-- DATA TO EXAMINE follows --

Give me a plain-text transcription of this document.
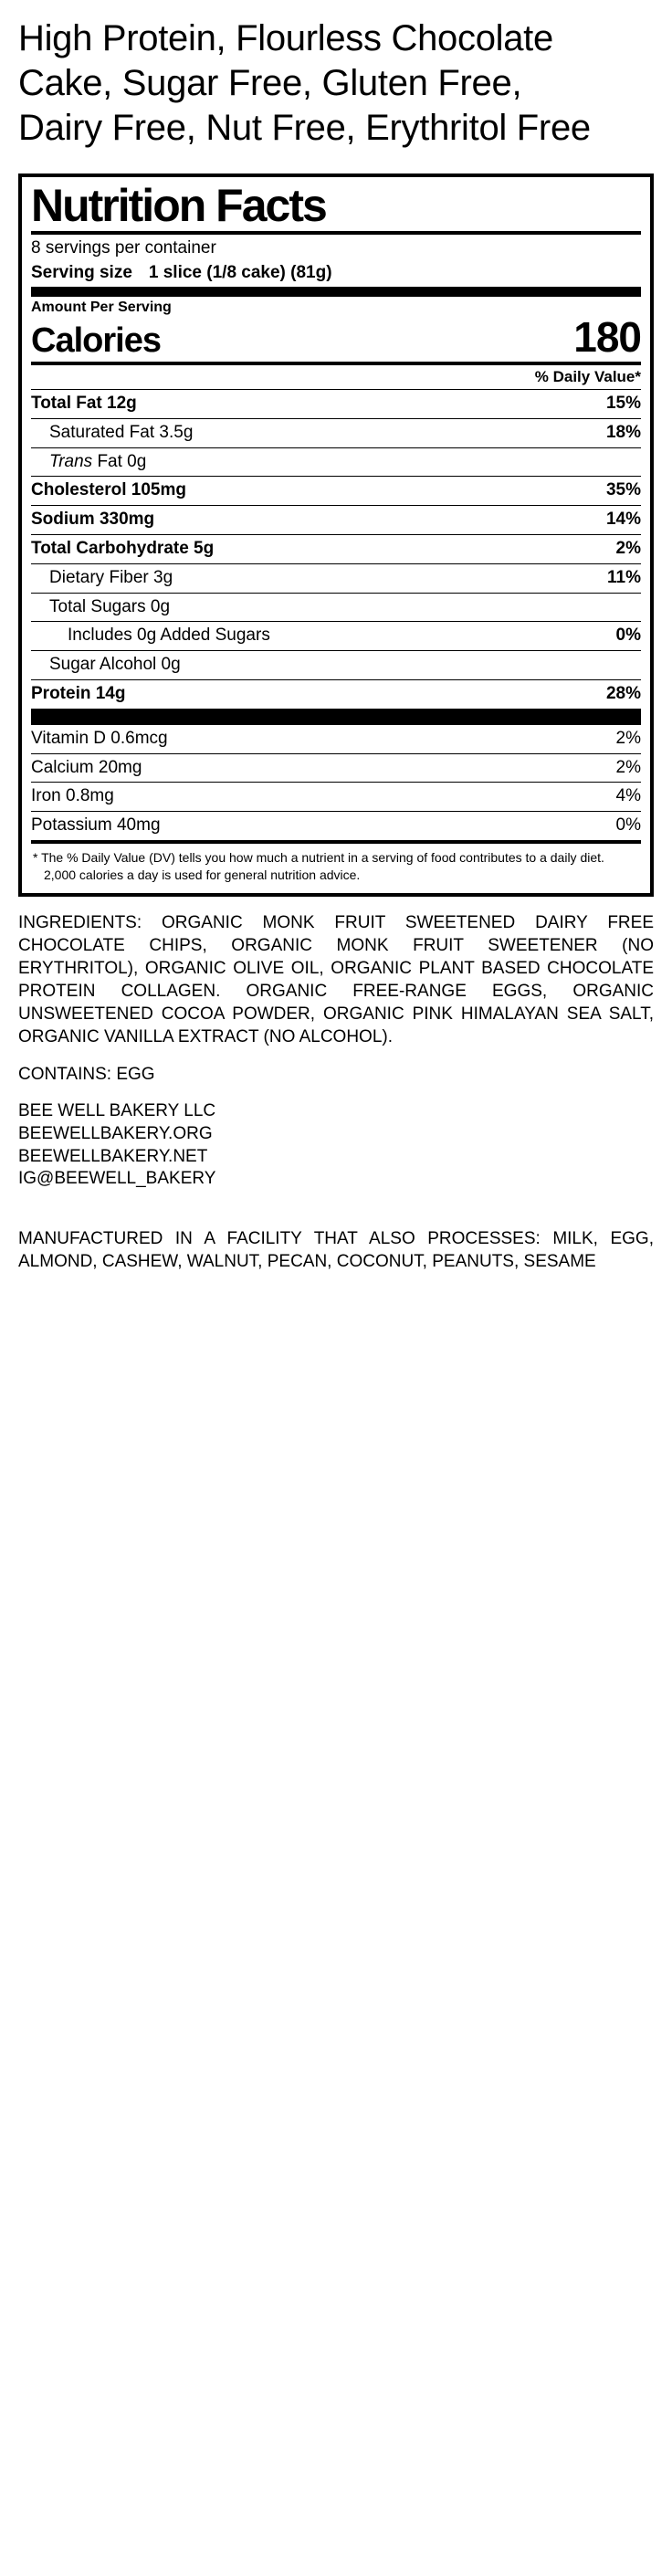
High Protein, Flourless Chocolate Cake, Sugar Free, Gluten Free, Dairy Free, Nut Free, Erythritol Free
Nutrition Facts
8 servings per container
Serving size 1 slice (1/8 cake) (81g)
Amount Per Serving
Calories	180
% Daily Value*
Total Fat 12g	15%
Saturated Fat 3.5g	18%
Trans Fat 0g
Cholesterol 105mg	35%
Sodium 330mg	14%
Total Carbohydrate 5g	2%
Dietary Fiber 3g	11%
Total Sugars 0g
Includes 0g Added Sugars	0%
Sugar Alcohol 0g
Protein 14g	28%
Vitamin D 0.6mcg	2%
Calcium 20mg	2%
Iron 0.8mg	4%
Potassium 40mg	0%
* The % Daily Value (DV) tells you how much a nutrient in a serving of food contributes to a daily diet. 2,000 calories a day is used for general nutrition advice.
INGREDIENTS: ORGANIC MONK FRUIT SWEETENED DAIRY FREE CHOCOLATE CHIPS, ORGANIC MONK FRUIT SWEETENER (NO ERYTHRITOL), ORGANIC OLIVE OIL, ORGANIC PLANT BASED CHOCOLATE PROTEIN COLLAGEN. ORGANIC FREE-RANGE EGGS, ORGANIC UNSWEETENED COCOA POWDER, ORGANIC PINK HIMALAYAN SEA SALT, ORGANIC VANILLA EXTRACT (NO ALCOHOL).
CONTAINS: EGG
BEE WELL BAKERY LLC
BEEWELLBAKERY.ORG
BEEWELLBAKERY.NET
IG@BEEWELL_BAKERY
MANUFACTURED IN A FACILITY THAT ALSO PROCESSES: MILK, EGG, ALMOND, CASHEW, WALNUT, PECAN, COCONUT, PEANUTS, SESAME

-- DATA TO EXAMINE concluded --

Could every entry above be printed again exactly, images excluded?

## ANSWER SPACE
Give me a plain-text transcription of this document.
High Protein, Flourless Chocolate Cake, Sugar Free, Gluten Free, Dairy Free, Nut Free, Erythritol Free
Nutrition Facts
8 servings per container
Serving size 1 slice (1/8 cake) (81g)
Amount Per Serving
Calories	180
% Daily Value*
Total Fat 12g	15%
Saturated Fat 3.5g	18%
Trans Fat 0g
Cholesterol 105mg	35%
Sodium 330mg	14%
Total Carbohydrate 5g	2%
Dietary Fiber 3g	11%
Total Sugars 0g
Includes 0g Added Sugars	0%
Sugar Alcohol 0g
Protein 14g	28%
Vitamin D 0.6mcg	2%
Calcium 20mg	2%
Iron 0.8mg	4%
Potassium 40mg	0%
* The % Daily Value (DV) tells you how much a nutrient in a serving of food contributes to a daily diet. 2,000 calories a day is used for general nutrition advice.
INGREDIENTS: ORGANIC MONK FRUIT SWEETENED DAIRY FREE CHOCOLATE CHIPS, ORGANIC MONK FRUIT SWEETENER (NO ERYTHRITOL), ORGANIC OLIVE OIL, ORGANIC PLANT BASED CHOCOLATE PROTEIN COLLAGEN. ORGANIC FREE-RANGE EGGS, ORGANIC UNSWEETENED COCOA POWDER, ORGANIC PINK HIMALAYAN SEA SALT, ORGANIC VANILLA EXTRACT (NO ALCOHOL).
CONTAINS: EGG
BEE WELL BAKERY LLC
BEEWELLBAKERY.ORG
BEEWELLBAKERY.NET
IG@BEEWELL_BAKERY
MANUFACTURED IN A FACILITY THAT ALSO PROCESSES: MILK, EGG, ALMOND, CASHEW, WALNUT, PECAN, COCONUT, PEANUTS, SESAME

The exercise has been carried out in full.